Requirement: Write out the records that appear below, verbatim and complete, but without pictures.

Given data:
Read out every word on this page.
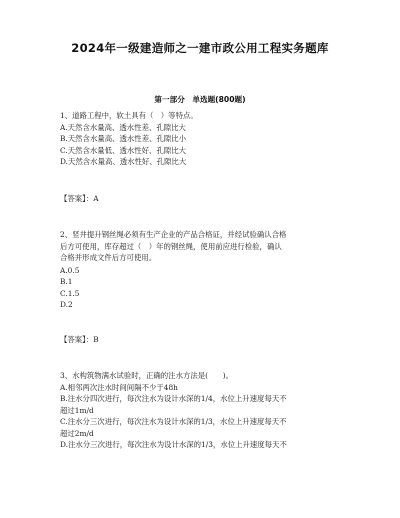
2024年一级建造师之一建市政公用工程实务题库
第一部分　单选题(800题)
1、道路工程中，软土具有（　）等特点。
A.天然含水量高、透水性差、孔隙比大
B.天然含水量高、透水性差、孔隙比小
C.天然含水量低、透水性好、孔隙比大
D.天然含水量高、透水性好、孔隙比大
【答案】：A
2、竖井提升钢丝绳必须有生产企业的产品合格证，并经试验确认合格
后方可使用，库存超过（　）年的钢丝绳，使用前应进行检验，确认
合格并形成文件后方可使用。
A.0.5
B.1
C.1.5
D.2
【答案】：B
3、水构筑物满水试验时，正确的注水方法是(　　)。
A.相邻两次注水时间间隔不少于48h
B.注水分四次进行，每次注水为设计水深的1/4，水位上升速度每天不
超过1m/d
C.注水分三次进行，每次注水为设计水深的1/3，水位上升速度每天不
超过2m/d
D.注水分三次进行，每次注水为设计水深的1/3，水位上升速度每天不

Answer to this exercise:
Read out every word on this page.
2024年一级建造师之一建市政公用工程实务题库
第一部分　单选题(800题)
1、道路工程中，软土具有（　）等特点。
A.天然含水量高、透水性差、孔隙比大
B.天然含水量高、透水性差、孔隙比小
C.天然含水量低、透水性好、孔隙比大
D.天然含水量高、透水性好、孔隙比大
【答案】：A
2、竖井提升钢丝绳必须有生产企业的产品合格证，并经试验确认合格
后方可使用，库存超过（　）年的钢丝绳，使用前应进行检验，确认
合格并形成文件后方可使用。
A.0.5
B.1
C.1.5
D.2
【答案】：B
3、水构筑物满水试验时，正确的注水方法是(　　)。
A.相邻两次注水时间间隔不少于48h
B.注水分四次进行，每次注水为设计水深的1/4，水位上升速度每天不
超过1m/d
C.注水分三次进行，每次注水为设计水深的1/3，水位上升速度每天不
超过2m/d
D.注水分三次进行，每次注水为设计水深的1/3，水位上升速度每天不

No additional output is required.